[WHAT TO PRODUCE]: Below is a block of records: output all of them exactly and leave out the pictures.

[ITEMS]:

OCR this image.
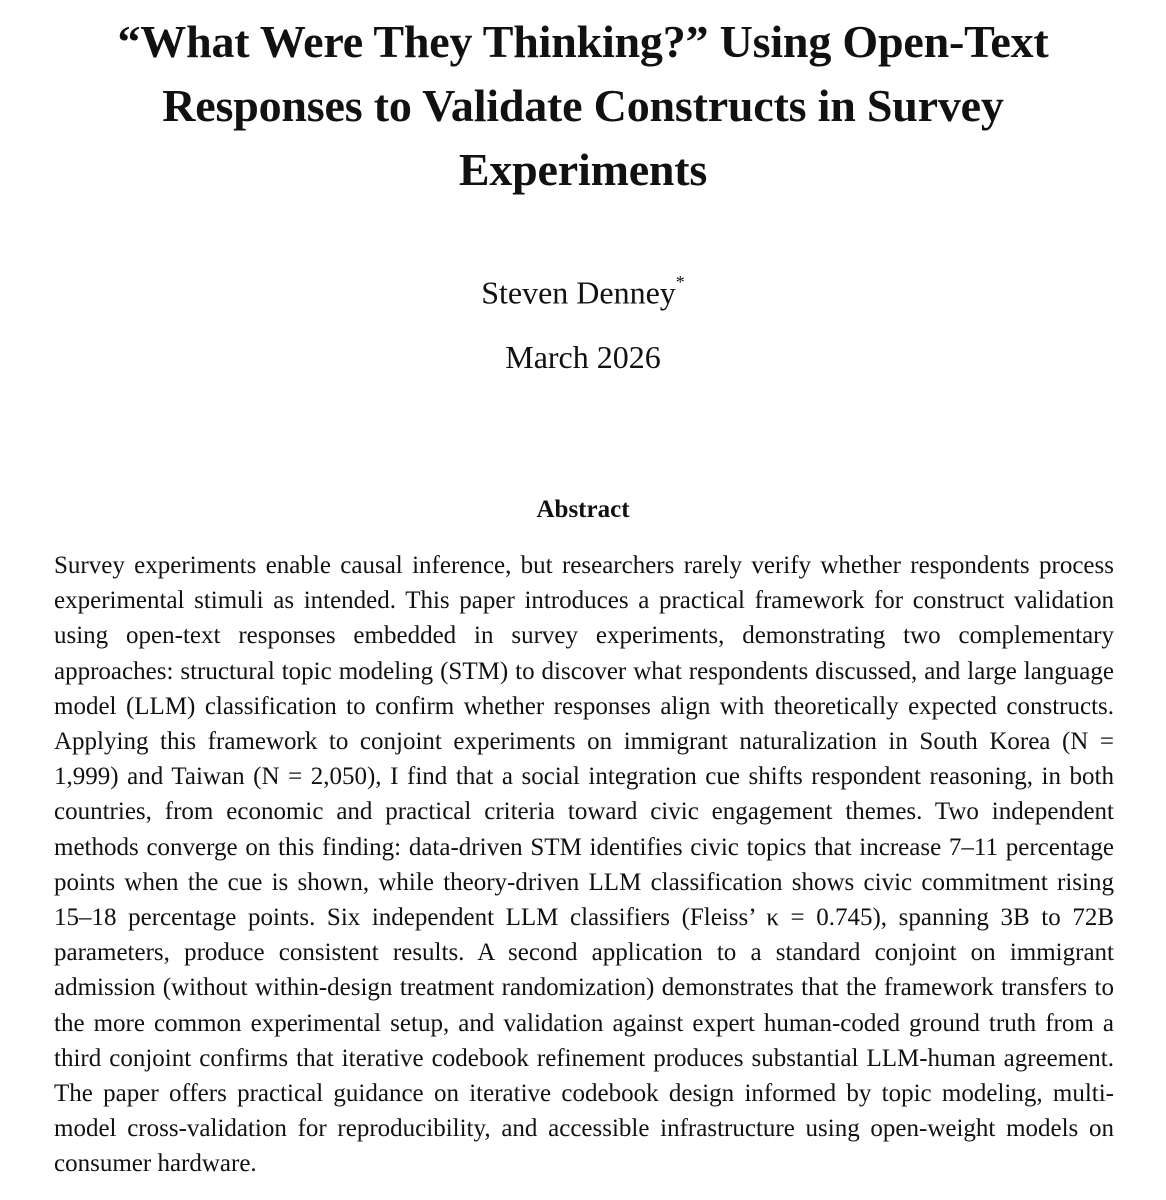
“What Were They Thinking?” Using Open-Text Responses to Validate Constructs in Survey Experiments
Steven Denney*
March 2026
Abstract

Survey experiments enable causal inference, but researchers rarely verify whether respondents process experimental stimuli as intended. This paper introduces a practical framework for construct validation using open-text responses embedded in survey experiments, demonstrating two complementary approaches: structural topic modeling (STM) to discover what respondents discussed, and large language model (LLM) classification to confirm whether responses align with theoretically expected constructs. Applying this framework to conjoint experiments on immigrant naturalization in South Korea (N = 1,999) and Taiwan (N = 2,050), I find that a social integration cue shifts respondent reasoning, in both countries, from economic and practical criteria toward civic engagement themes. Two independent methods converge on this finding: data-driven STM identifies civic topics that increase 7–11 percentage points when the cue is shown, while theory-driven LLM classification shows civic commitment rising 15–18 percentage points. Six independent LLM classifiers (Fleiss’ κ = 0.745), spanning 3B to 72B parameters, produce consistent results. A second application to a standard conjoint on immigrant admission (without within-design treatment randomization) demonstrates that the framework transfers to the more common experimental setup, and validation against expert human-coded ground truth from a third conjoint confirms that iterative codebook refinement produces substantial LLM-human agreement. The paper offers practical guidance on iterative codebook design informed by topic modeling, multi-model cross-validation for reproducibility, and accessible infrastructure using open-weight models on consumer hardware.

[THE OUTPUT]:
OCR this image.
“What Were They Thinking?” Using Open-Text Responses to Validate Constructs in Survey Experiments
Steven Denney*
March 2026
Abstract

Survey experiments enable causal inference, but researchers rarely verify whether respondents process experimental stimuli as intended. This paper introduces a practical framework for construct validation using open-text responses embedded in survey experiments, demonstrating two complementary approaches: structural topic modeling (STM) to discover what respondents discussed, and large language model (LLM) classification to confirm whether responses align with theoretically expected constructs. Applying this framework to conjoint experiments on immigrant naturalization in South Korea (N = 1,999) and Taiwan (N = 2,050), I find that a social integration cue shifts respondent reasoning, in both countries, from economic and practical criteria toward civic engagement themes. Two independent methods converge on this finding: data-driven STM identifies civic topics that increase 7–11 percentage points when the cue is shown, while theory-driven LLM classification shows civic commitment rising 15–18 percentage points. Six independent LLM classifiers (Fleiss’ κ = 0.745), spanning 3B to 72B parameters, produce consistent results. A second application to a standard conjoint on immigrant admission (without within-design treatment randomization) demonstrates that the framework transfers to the more common experimental setup, and validation against expert human-coded ground truth from a third conjoint confirms that iterative codebook refinement produces substantial LLM-human agreement. The paper offers practical guidance on iterative codebook design informed by topic modeling, multi-model cross-validation for reproducibility, and accessible infrastructure using open-weight models on consumer hardware.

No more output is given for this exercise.